Find and copy lines holding "Norm".

(Extracted records)
===============

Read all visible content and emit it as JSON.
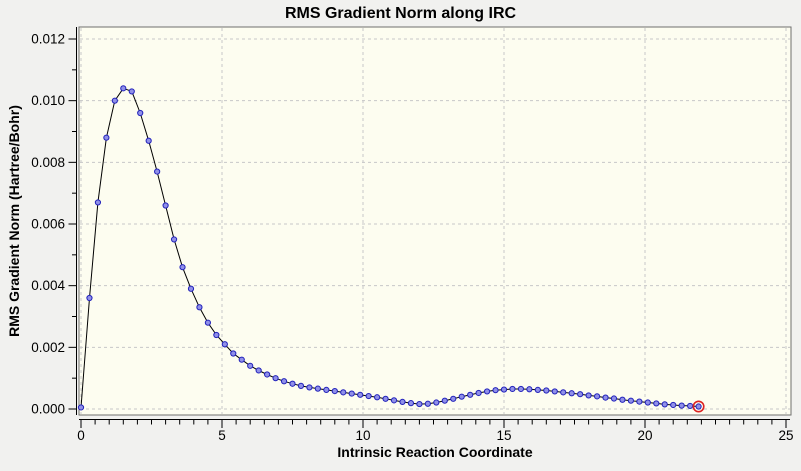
{
  "chart_data": {
    "type": "line",
    "title": "RMS Gradient Norm along IRC",
    "xlabel": "Intrinsic Reaction Coordinate",
    "ylabel": "RMS Gradient Norm (Hartree/Bohr)",
    "xlim": [
      0,
      25
    ],
    "ylim": [
      0,
      0.012
    ],
    "x_major_ticks": [
      0,
      5,
      10,
      15,
      20,
      25
    ],
    "x_minor_step": 0.5,
    "y_major_ticks": [
      0.0,
      0.002,
      0.004,
      0.006,
      0.008,
      0.01,
      0.012
    ],
    "y_minor_step": 0.001,
    "y_tick_decimals": 3,
    "grid": true,
    "legend": "none",
    "marker": "circle",
    "highlighted_index": 73,
    "x": [
      0.0,
      0.3,
      0.6,
      0.9,
      1.2,
      1.5,
      1.8,
      2.1,
      2.4,
      2.7,
      3.0,
      3.3,
      3.6,
      3.9,
      4.2,
      4.5,
      4.8,
      5.1,
      5.4,
      5.7,
      6.0,
      6.3,
      6.6,
      6.9,
      7.2,
      7.5,
      7.8,
      8.1,
      8.4,
      8.7,
      9.0,
      9.3,
      9.6,
      9.9,
      10.2,
      10.5,
      10.8,
      11.1,
      11.4,
      11.7,
      12.0,
      12.3,
      12.6,
      12.9,
      13.2,
      13.5,
      13.8,
      14.1,
      14.4,
      14.7,
      15.0,
      15.3,
      15.6,
      15.9,
      16.2,
      16.5,
      16.8,
      17.1,
      17.4,
      17.7,
      18.0,
      18.3,
      18.6,
      18.9,
      19.2,
      19.5,
      19.8,
      20.1,
      20.4,
      20.7,
      21.0,
      21.3,
      21.6,
      21.9
    ],
    "y": [
      5e-05,
      0.0036,
      0.0067,
      0.0088,
      0.01,
      0.0104,
      0.0103,
      0.0096,
      0.0087,
      0.0077,
      0.0066,
      0.0055,
      0.0046,
      0.0039,
      0.0033,
      0.0028,
      0.0024,
      0.0021,
      0.0018,
      0.0016,
      0.0014,
      0.00125,
      0.00112,
      0.001,
      0.0009,
      0.00082,
      0.00075,
      0.0007,
      0.00066,
      0.00062,
      0.00058,
      0.00054,
      0.0005,
      0.00046,
      0.00042,
      0.00038,
      0.00033,
      0.00028,
      0.00023,
      0.00019,
      0.00016,
      0.00017,
      0.00021,
      0.00027,
      0.00033,
      0.0004,
      0.00046,
      0.00052,
      0.00057,
      0.00061,
      0.00063,
      0.00065,
      0.00065,
      0.00064,
      0.00062,
      0.0006,
      0.00057,
      0.00054,
      0.00051,
      0.00048,
      0.00044,
      0.00041,
      0.00037,
      0.00034,
      0.0003,
      0.00027,
      0.00024,
      0.00021,
      0.00018,
      0.00015,
      0.00013,
      0.00011,
      0.0001,
      8e-05
    ],
    "colors": {
      "background": "#f1f1ef",
      "canvas_bg": "#fdfdf0",
      "grid": "#c8c8c8",
      "frame": "#6e6e6e",
      "line": "#000000",
      "marker_fill": "#9090e8",
      "marker_stroke": "#2222bb",
      "highlight": "#dd2222",
      "text": "#000000"
    }
  }
}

===============

Exercise result:
    "title": "RMS Gradient Norm along IRC",
    "ylabel": "RMS Gradient Norm (Hartree/Bohr)",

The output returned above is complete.